— Begin —

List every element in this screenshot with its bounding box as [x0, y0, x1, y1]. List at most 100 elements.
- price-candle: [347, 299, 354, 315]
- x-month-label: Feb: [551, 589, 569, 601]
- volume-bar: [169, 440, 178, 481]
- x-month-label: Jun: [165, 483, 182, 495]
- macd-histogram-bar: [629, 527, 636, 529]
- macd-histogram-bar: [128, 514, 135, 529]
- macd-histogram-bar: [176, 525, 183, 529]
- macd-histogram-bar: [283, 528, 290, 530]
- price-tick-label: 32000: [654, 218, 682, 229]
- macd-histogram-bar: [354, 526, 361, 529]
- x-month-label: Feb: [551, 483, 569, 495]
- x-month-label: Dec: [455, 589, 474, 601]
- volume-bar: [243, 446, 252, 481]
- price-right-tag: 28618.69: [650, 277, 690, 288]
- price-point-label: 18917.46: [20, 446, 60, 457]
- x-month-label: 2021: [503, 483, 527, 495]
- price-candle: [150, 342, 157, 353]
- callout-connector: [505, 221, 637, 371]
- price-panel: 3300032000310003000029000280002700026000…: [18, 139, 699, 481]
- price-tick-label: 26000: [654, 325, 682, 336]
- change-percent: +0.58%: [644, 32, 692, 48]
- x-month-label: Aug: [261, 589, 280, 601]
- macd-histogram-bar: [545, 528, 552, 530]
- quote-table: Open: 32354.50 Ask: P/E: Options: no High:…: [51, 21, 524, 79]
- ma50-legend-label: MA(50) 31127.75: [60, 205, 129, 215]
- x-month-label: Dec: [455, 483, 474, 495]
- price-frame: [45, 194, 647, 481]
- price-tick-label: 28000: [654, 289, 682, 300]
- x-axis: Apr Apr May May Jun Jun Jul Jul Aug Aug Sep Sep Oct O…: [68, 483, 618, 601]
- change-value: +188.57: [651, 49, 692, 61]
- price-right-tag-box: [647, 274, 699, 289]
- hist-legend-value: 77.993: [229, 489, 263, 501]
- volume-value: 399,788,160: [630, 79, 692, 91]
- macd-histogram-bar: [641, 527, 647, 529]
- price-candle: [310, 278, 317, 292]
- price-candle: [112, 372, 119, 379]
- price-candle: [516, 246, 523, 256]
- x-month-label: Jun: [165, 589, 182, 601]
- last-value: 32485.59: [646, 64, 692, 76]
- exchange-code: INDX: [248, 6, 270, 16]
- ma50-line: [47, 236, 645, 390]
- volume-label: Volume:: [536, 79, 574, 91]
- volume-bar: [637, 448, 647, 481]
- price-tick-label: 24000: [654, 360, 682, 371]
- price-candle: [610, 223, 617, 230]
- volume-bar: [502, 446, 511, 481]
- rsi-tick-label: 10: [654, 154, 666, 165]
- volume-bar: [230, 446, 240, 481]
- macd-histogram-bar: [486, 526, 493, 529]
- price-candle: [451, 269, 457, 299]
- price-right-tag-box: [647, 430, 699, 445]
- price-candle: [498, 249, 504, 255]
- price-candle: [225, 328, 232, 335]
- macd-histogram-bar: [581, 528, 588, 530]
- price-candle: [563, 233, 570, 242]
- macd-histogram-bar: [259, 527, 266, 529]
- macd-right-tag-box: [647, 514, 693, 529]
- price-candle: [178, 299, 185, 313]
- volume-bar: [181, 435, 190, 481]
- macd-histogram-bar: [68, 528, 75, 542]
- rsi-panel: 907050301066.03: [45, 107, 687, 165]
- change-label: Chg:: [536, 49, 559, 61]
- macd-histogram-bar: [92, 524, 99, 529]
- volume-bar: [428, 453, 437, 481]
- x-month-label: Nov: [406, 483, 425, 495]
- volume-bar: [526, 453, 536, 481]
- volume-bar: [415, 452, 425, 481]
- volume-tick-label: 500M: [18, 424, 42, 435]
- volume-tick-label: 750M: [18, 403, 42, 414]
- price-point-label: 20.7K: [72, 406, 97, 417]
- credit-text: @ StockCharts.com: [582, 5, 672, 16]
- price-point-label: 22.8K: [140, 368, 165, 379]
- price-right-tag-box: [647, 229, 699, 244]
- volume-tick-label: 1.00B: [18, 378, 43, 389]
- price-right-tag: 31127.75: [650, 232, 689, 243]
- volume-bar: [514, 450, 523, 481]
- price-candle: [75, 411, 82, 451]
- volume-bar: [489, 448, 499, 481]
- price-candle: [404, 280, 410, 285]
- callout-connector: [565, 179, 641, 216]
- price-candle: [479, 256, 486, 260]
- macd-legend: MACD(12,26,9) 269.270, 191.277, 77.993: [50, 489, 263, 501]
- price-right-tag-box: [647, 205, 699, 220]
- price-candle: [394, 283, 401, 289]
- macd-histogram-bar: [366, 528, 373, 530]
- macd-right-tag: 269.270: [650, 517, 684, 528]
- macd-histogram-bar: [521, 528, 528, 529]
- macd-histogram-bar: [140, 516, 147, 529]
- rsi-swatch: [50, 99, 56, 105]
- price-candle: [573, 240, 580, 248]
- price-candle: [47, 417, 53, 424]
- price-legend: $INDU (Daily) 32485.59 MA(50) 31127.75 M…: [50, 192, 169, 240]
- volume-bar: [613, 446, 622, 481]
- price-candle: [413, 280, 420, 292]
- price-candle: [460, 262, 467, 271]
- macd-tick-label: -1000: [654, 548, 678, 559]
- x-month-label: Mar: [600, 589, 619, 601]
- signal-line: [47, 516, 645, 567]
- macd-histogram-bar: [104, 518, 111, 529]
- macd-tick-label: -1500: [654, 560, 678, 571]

— End —

Echo all of the lines above word for word.

List every element in this screenshot with its bounding box as [x0, y0, x1, y1]. List at most 100 elements.
- price-candle: [347, 299, 354, 315]
- x-month-label: Feb: [551, 589, 569, 601]
- volume-bar: [169, 440, 178, 481]
- x-month-label: Jun: [165, 483, 182, 495]
- macd-histogram-bar: [629, 527, 636, 529]
- macd-histogram-bar: [128, 514, 135, 529]
- macd-histogram-bar: [176, 525, 183, 529]
- macd-histogram-bar: [283, 528, 290, 530]
- price-tick-label: 32000: [654, 218, 682, 229]
- macd-histogram-bar: [354, 526, 361, 529]
- x-month-label: Feb: [551, 483, 569, 495]
- x-month-label: Dec: [455, 589, 474, 601]
- volume-bar: [243, 446, 252, 481]
- price-right-tag: 28618.69: [650, 277, 690, 288]
- price-point-label: 18917.46: [20, 446, 60, 457]
- x-month-label: 2021: [503, 483, 527, 495]
- price-candle: [150, 342, 157, 353]
- callout-connector: [505, 221, 637, 371]
- price-panel: 3300032000310003000029000280002700026000…: [18, 139, 699, 481]
- price-tick-label: 26000: [654, 325, 682, 336]
- change-percent: +0.58%: [644, 32, 692, 48]
- x-month-label: Aug: [261, 589, 280, 601]
- macd-histogram-bar: [545, 528, 552, 530]
- quote-table: Open: 32354.50 Ask: P/E: Options: no High:…: [51, 21, 524, 79]
- ma50-legend-label: MA(50) 31127.75: [60, 205, 129, 215]
- x-month-label: Dec: [455, 483, 474, 495]
- price-frame: [45, 194, 647, 481]
- price-tick-label: 28000: [654, 289, 682, 300]
- x-axis: Apr Apr May May Jun Jun Jul Jul Aug Aug Sep Sep Oct O…: [68, 483, 618, 601]
- change-value: +188.57: [651, 49, 692, 61]
- price-right-tag-box: [647, 274, 699, 289]
- hist-legend-value: 77.993: [229, 489, 263, 501]
- volume-value: 399,788,160: [630, 79, 692, 91]
- macd-histogram-bar: [641, 527, 647, 529]
- price-candle: [310, 278, 317, 292]
- price-candle: [112, 372, 119, 379]
- price-candle: [516, 246, 523, 256]
- x-month-label: Jun: [165, 589, 182, 601]
- last-value: 32485.59: [646, 64, 692, 76]
- exchange-code: INDX: [248, 6, 270, 16]
- ma50-line: [47, 236, 645, 390]
- volume-label: Volume:: [536, 79, 574, 91]
- volume-bar: [637, 448, 647, 481]
- price-tick-label: 24000: [654, 360, 682, 371]
- price-candle: [610, 223, 617, 230]
- volume-bar: [502, 446, 511, 481]
- rsi-tick-label: 10: [654, 154, 666, 165]
- volume-bar: [230, 446, 240, 481]
- macd-histogram-bar: [486, 526, 493, 529]
- price-candle: [451, 269, 457, 299]
- price-right-tag-box: [647, 430, 699, 445]
- price-candle: [498, 249, 504, 255]
- price-candle: [225, 328, 232, 335]
- macd-histogram-bar: [581, 528, 588, 530]
- price-candle: [563, 233, 570, 242]
- macd-histogram-bar: [259, 527, 266, 529]
- macd-right-tag-box: [647, 514, 693, 529]
- price-candle: [178, 299, 185, 313]
- volume-bar: [181, 435, 190, 481]
- macd-histogram-bar: [68, 528, 75, 542]
- rsi-panel: 907050301066.03: [45, 107, 687, 165]
- change-label: Chg:: [536, 49, 559, 61]
- macd-histogram-bar: [92, 524, 99, 529]
- volume-bar: [428, 453, 437, 481]
- x-month-label: Nov: [406, 483, 425, 495]
- volume-bar: [526, 453, 536, 481]
- volume-bar: [415, 452, 425, 481]
- volume-tick-label: 500M: [18, 424, 42, 435]
- volume-tick-label: 750M: [18, 403, 42, 414]
- price-point-label: 20.7K: [72, 406, 97, 417]
- credit-text: @ StockCharts.com: [582, 5, 672, 16]
- price-point-label: 22.8K: [140, 368, 165, 379]
- price-right-tag-box: [647, 229, 699, 244]
- volume-tick-label: 1.00B: [18, 378, 43, 389]
- price-right-tag: 31127.75: [650, 232, 689, 243]
- volume-bar: [514, 450, 523, 481]
- price-candle: [75, 411, 82, 451]
- volume-bar: [489, 448, 499, 481]
- price-candle: [404, 280, 410, 285]
- callout-connector: [565, 179, 641, 216]
- price-candle: [479, 256, 486, 260]
- macd-legend: MACD(12,26,9) 269.270, 191.277, 77.993: [50, 489, 263, 501]
- price-right-tag-box: [647, 205, 699, 220]
- price-candle: [394, 283, 401, 289]
- macd-histogram-bar: [366, 528, 373, 530]
- macd-right-tag: 269.270: [650, 517, 684, 528]
- macd-histogram-bar: [521, 528, 528, 529]
- macd-histogram-bar: [140, 516, 147, 529]
- rsi-swatch: [50, 99, 56, 105]
- price-candle: [573, 240, 580, 248]
- price-candle: [47, 417, 53, 424]
- price-legend: $INDU (Daily) 32485.59 MA(50) 31127.75 M…: [50, 192, 169, 240]
- volume-bar: [613, 446, 622, 481]
- price-candle: [413, 280, 420, 292]
- price-candle: [460, 262, 467, 271]
- macd-tick-label: -1000: [654, 548, 678, 559]
- x-month-label: Mar: [600, 589, 619, 601]
- signal-line: [47, 516, 645, 567]
- macd-histogram-bar: [104, 518, 111, 529]
- macd-tick-label: -1500: [654, 560, 678, 571]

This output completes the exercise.